WHAT TO PRODUCE
Lines that hold the word "JSON" should be located and copied.
------------------------------------------------------------------------
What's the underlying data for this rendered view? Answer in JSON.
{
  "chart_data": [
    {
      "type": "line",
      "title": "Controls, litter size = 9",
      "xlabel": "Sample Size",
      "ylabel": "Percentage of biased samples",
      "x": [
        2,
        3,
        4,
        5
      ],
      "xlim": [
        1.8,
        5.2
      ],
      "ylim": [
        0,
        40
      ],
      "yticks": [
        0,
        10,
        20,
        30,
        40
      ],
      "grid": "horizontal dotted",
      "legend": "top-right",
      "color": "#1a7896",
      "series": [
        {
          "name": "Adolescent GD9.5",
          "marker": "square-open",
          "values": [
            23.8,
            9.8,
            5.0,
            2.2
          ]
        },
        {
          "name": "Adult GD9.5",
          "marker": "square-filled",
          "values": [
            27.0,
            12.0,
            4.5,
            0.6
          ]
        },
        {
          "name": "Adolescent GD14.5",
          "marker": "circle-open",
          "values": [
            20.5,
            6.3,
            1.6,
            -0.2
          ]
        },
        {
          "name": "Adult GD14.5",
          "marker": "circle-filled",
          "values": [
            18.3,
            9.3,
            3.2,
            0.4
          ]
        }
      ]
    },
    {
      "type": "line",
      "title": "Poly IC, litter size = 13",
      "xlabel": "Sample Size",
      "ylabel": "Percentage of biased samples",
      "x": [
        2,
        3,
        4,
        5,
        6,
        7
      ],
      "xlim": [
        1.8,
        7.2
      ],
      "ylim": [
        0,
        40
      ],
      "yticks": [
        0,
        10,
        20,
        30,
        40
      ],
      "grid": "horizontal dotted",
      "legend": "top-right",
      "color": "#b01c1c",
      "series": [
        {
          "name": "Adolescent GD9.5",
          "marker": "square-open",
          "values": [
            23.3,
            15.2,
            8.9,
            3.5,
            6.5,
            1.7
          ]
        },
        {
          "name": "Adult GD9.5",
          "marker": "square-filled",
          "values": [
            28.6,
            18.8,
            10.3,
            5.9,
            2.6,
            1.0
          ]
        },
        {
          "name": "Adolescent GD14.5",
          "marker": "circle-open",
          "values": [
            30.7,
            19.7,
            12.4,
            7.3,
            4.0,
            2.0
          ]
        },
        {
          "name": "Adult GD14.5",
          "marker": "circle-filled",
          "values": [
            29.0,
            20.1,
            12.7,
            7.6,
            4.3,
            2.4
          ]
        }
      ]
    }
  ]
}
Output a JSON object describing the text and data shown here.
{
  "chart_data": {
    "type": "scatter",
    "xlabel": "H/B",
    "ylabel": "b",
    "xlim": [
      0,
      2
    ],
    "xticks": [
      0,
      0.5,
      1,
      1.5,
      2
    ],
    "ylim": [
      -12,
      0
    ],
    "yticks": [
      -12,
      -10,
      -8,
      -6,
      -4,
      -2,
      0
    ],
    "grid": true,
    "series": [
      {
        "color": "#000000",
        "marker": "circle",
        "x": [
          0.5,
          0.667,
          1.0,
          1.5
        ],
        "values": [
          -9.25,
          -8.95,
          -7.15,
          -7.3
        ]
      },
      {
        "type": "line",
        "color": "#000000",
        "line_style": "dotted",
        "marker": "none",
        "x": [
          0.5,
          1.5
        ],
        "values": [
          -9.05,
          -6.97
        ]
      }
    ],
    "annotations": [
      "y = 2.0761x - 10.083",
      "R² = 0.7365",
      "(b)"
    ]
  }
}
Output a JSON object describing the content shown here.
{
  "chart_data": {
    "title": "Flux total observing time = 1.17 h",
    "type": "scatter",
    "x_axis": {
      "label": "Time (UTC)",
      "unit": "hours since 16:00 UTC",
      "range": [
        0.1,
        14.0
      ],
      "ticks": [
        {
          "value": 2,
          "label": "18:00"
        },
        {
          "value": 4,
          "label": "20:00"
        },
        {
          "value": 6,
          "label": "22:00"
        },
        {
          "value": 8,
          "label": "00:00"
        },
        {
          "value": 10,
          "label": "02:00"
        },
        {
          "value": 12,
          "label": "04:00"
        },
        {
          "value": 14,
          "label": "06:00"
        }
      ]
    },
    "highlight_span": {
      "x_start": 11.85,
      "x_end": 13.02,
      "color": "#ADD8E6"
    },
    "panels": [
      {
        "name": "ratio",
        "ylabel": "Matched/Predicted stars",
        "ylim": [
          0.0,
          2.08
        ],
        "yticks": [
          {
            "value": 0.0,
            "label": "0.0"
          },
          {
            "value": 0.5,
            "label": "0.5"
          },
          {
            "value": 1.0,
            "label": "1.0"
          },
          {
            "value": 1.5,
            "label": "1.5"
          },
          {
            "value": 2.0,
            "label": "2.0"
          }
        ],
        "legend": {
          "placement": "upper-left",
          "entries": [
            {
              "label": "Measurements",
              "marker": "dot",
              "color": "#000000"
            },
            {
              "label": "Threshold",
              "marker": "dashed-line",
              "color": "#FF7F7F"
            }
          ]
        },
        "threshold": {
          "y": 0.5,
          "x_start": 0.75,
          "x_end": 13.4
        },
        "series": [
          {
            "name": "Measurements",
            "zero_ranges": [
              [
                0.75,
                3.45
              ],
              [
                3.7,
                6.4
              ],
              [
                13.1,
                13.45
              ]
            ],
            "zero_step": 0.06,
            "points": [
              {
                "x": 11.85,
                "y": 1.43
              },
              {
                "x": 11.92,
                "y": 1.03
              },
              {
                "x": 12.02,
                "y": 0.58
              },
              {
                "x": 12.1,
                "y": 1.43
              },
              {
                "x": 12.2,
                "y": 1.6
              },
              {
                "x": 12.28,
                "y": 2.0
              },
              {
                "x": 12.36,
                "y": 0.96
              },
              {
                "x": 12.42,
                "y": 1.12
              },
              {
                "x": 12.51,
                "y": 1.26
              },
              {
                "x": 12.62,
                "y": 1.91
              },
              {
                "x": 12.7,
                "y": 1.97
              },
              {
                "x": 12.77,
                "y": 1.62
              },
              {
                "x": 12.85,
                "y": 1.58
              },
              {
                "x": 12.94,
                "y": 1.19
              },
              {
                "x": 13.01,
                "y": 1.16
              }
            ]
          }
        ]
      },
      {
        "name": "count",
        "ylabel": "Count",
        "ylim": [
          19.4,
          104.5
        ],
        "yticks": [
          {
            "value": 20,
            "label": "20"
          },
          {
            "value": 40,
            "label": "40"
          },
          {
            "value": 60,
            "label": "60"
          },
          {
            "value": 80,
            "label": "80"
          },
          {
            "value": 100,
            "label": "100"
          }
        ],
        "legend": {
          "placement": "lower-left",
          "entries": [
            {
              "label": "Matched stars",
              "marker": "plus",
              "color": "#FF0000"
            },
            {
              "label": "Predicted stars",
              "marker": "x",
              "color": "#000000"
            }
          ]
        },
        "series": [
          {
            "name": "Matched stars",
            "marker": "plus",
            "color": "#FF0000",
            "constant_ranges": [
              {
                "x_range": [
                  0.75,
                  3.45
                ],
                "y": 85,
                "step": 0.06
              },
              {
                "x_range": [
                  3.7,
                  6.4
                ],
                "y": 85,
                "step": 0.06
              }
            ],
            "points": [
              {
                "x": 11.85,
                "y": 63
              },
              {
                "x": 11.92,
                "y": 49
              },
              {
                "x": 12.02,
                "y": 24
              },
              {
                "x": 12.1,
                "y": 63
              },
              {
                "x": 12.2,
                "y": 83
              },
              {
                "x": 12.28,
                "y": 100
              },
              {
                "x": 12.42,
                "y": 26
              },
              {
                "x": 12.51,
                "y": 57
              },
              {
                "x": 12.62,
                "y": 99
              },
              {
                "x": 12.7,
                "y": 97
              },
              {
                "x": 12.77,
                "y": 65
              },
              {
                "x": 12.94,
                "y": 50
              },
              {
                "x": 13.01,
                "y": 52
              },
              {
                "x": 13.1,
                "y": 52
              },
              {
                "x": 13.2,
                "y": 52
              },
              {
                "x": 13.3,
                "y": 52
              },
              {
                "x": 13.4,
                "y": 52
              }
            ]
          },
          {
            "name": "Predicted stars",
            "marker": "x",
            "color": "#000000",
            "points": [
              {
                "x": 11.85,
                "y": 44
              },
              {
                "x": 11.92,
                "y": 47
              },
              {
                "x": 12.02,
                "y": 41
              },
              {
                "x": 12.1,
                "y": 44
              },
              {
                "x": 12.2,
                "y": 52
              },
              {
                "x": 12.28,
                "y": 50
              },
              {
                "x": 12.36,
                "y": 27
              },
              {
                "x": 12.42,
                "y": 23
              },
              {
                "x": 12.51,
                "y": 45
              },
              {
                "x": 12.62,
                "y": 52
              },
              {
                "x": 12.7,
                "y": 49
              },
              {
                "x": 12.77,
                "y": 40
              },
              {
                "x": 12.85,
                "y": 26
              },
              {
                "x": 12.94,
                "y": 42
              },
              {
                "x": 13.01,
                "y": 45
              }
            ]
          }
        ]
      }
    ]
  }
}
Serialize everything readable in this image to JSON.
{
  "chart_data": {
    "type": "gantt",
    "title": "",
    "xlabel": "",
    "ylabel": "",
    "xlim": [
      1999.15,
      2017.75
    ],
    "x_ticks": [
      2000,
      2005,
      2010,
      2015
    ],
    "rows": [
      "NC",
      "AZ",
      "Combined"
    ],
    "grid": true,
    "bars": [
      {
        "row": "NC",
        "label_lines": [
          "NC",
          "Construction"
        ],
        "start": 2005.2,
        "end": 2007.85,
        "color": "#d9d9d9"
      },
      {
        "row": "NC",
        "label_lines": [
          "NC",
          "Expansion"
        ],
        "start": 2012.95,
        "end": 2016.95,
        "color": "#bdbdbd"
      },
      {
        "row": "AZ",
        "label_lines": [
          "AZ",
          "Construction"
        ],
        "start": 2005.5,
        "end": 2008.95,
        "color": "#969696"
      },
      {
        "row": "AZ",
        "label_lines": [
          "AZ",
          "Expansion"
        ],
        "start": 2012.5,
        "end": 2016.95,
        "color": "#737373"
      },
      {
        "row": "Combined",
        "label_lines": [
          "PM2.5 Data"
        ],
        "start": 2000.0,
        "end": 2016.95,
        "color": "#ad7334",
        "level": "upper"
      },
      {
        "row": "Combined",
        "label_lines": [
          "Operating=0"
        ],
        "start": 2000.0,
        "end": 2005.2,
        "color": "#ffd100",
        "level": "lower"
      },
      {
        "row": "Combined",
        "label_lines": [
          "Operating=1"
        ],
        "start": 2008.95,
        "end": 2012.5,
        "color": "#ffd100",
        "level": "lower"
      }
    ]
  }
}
------------------------------------------------------------------------
SOLUTION TO THIS PROBLEM
What's the underlying data for this rendered view? Answer in JSON.
Output a JSON object describing the text and data shown here.
Output a JSON object describing the content shown here.
Serialize everything readable in this image to JSON.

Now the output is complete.